Sort through the data and copy the lines holding the word "Baja".
--- Begin ---
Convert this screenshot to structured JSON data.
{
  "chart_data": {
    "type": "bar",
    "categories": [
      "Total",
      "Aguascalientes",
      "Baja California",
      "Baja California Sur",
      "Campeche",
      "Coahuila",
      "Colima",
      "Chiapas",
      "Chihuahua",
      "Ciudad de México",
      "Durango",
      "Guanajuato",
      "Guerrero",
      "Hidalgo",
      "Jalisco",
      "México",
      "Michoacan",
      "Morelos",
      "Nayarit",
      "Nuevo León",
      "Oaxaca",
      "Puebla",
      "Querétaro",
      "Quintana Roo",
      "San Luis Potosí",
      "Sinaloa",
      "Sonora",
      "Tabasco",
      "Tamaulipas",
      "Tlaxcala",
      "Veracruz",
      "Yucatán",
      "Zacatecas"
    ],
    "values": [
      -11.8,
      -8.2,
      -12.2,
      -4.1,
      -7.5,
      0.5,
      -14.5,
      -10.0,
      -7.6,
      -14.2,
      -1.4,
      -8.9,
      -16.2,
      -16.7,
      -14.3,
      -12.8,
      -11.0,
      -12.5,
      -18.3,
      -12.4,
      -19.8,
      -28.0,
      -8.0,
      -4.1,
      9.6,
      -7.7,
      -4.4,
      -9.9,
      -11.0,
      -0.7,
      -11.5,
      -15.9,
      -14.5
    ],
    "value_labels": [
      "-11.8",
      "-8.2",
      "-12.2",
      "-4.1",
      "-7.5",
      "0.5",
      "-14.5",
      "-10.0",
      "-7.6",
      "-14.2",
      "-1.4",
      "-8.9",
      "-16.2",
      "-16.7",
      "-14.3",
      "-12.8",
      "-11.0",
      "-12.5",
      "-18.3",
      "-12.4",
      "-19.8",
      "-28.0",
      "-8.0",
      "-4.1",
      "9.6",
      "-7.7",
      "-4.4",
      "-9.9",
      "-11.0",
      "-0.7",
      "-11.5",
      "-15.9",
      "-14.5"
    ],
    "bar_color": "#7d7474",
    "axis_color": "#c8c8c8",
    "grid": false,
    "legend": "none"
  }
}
--- End ---
=== Output for this exercise ===
      "Baja California",
      "Baja California Sur",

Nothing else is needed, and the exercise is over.